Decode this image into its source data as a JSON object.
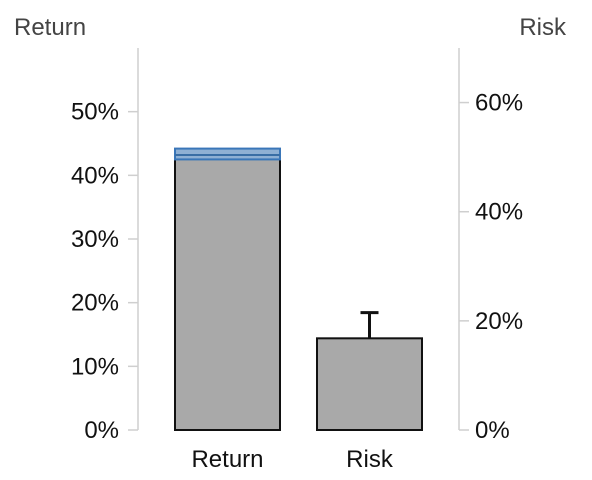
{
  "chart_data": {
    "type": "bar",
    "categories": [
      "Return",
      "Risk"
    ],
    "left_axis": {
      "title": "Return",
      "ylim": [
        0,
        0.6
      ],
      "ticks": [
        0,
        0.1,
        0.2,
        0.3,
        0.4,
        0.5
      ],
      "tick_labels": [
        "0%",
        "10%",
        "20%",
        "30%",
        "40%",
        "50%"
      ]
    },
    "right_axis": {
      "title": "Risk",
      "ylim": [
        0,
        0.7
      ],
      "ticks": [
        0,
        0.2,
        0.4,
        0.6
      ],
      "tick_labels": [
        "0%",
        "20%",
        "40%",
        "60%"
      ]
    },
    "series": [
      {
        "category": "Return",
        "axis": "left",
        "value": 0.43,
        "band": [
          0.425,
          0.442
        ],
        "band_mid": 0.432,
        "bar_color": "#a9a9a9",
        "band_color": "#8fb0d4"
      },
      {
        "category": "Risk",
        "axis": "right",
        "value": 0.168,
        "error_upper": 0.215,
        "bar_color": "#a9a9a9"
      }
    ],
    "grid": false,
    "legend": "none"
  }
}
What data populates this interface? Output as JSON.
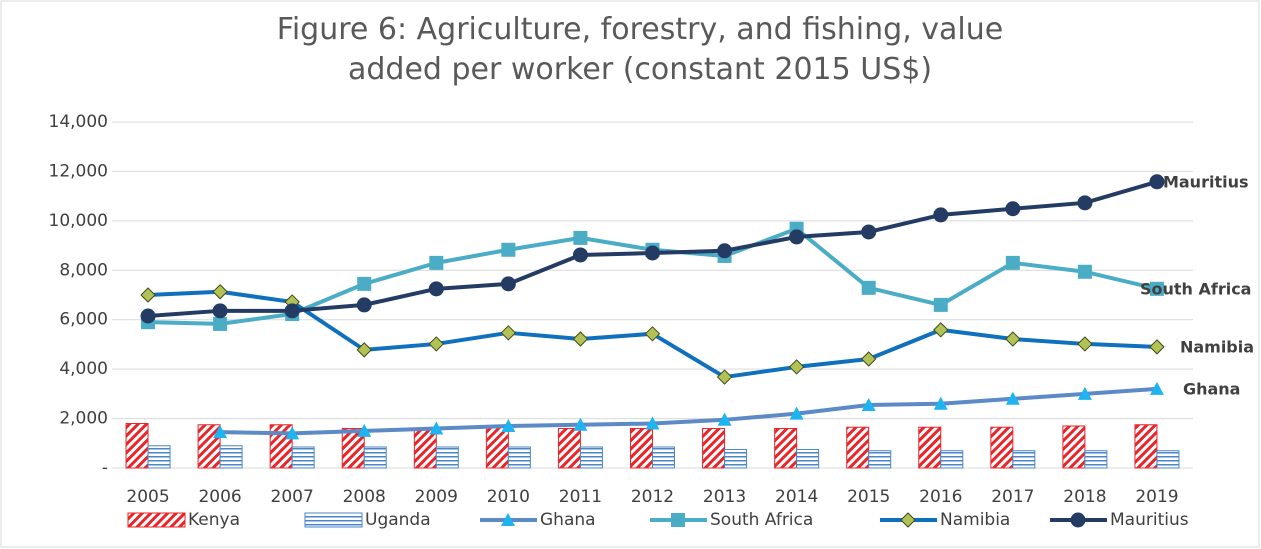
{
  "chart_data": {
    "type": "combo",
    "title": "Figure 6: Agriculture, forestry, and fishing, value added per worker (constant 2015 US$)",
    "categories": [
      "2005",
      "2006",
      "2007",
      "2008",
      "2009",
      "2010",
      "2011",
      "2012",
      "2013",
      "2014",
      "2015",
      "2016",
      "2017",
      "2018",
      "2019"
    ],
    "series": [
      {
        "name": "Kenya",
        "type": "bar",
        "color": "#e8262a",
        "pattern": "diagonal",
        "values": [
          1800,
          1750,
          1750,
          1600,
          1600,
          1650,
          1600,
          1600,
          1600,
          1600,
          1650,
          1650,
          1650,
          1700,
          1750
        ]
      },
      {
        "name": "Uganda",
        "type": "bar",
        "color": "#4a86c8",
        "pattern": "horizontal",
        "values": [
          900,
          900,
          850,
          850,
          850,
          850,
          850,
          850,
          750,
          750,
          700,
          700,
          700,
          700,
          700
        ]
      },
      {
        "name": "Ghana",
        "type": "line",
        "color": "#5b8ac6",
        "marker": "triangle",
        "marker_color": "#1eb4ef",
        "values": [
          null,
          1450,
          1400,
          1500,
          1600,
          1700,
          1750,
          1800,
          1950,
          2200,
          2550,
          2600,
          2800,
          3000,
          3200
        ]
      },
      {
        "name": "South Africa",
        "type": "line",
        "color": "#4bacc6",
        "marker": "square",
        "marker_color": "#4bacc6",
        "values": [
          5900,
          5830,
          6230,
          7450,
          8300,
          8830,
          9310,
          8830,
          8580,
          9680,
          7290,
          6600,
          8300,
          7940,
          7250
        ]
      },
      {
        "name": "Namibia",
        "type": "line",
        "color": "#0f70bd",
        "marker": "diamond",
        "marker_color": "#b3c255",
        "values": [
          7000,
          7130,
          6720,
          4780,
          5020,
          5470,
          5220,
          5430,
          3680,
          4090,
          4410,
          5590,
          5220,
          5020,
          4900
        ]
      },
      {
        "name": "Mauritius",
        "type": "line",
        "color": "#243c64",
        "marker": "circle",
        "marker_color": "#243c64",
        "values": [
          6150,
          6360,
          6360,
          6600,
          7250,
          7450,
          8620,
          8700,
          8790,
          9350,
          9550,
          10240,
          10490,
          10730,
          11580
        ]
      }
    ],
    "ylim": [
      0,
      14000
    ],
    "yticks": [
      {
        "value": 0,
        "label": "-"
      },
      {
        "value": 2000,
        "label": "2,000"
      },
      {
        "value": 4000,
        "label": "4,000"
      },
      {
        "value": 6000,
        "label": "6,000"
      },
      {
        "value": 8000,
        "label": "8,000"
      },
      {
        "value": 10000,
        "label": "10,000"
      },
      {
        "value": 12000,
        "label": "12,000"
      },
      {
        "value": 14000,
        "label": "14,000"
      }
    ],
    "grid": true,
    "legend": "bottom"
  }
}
...
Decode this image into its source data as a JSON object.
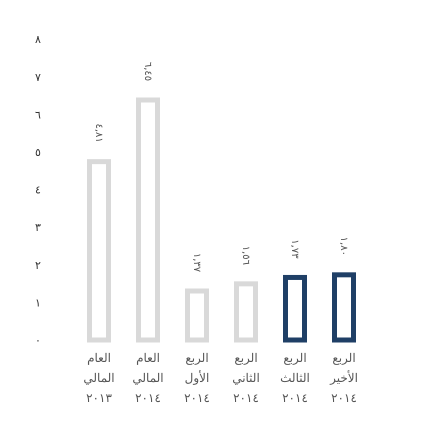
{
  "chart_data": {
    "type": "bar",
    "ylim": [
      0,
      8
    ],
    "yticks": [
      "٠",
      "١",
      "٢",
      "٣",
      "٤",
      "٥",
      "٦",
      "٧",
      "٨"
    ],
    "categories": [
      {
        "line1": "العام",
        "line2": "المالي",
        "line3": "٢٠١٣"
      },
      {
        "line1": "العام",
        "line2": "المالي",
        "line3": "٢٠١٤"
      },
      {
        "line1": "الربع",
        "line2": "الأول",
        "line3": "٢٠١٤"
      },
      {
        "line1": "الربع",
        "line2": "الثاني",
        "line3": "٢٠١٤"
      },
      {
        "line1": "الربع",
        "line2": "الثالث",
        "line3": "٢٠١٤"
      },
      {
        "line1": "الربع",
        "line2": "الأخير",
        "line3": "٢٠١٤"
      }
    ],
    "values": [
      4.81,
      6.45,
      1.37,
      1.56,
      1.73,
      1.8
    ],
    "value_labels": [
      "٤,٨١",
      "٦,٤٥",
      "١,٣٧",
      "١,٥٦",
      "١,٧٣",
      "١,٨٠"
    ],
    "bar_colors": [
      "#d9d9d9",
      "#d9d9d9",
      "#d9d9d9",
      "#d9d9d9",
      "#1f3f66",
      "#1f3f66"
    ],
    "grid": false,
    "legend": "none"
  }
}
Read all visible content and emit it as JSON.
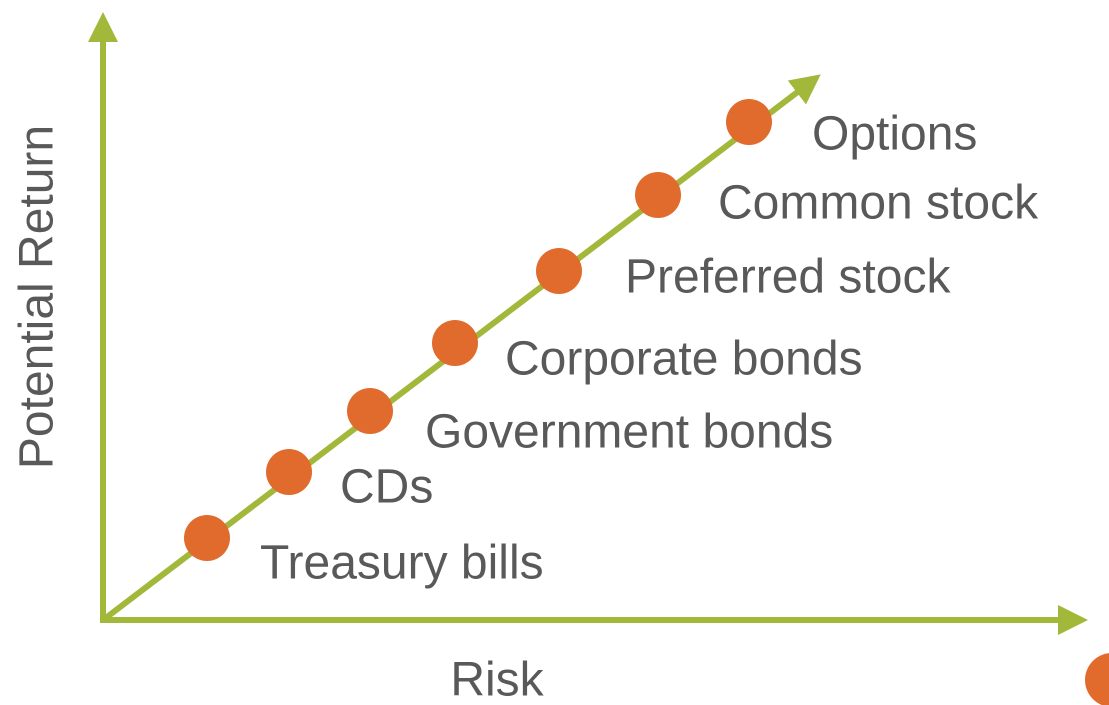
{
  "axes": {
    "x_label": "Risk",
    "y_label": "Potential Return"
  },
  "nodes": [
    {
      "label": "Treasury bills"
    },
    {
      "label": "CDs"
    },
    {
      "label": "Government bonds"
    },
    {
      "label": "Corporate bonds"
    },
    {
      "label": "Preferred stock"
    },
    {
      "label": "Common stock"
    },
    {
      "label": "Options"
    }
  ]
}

▶ **What you have to do**
Look through the entries above; copy every line holding the string "title".

▶ **Written reply**
      "title": "Return",
      "title": "Risk",
    "title": "Figure 6: Agriculture, forestry, and fishing, value added per worker (constant 2015 US$)",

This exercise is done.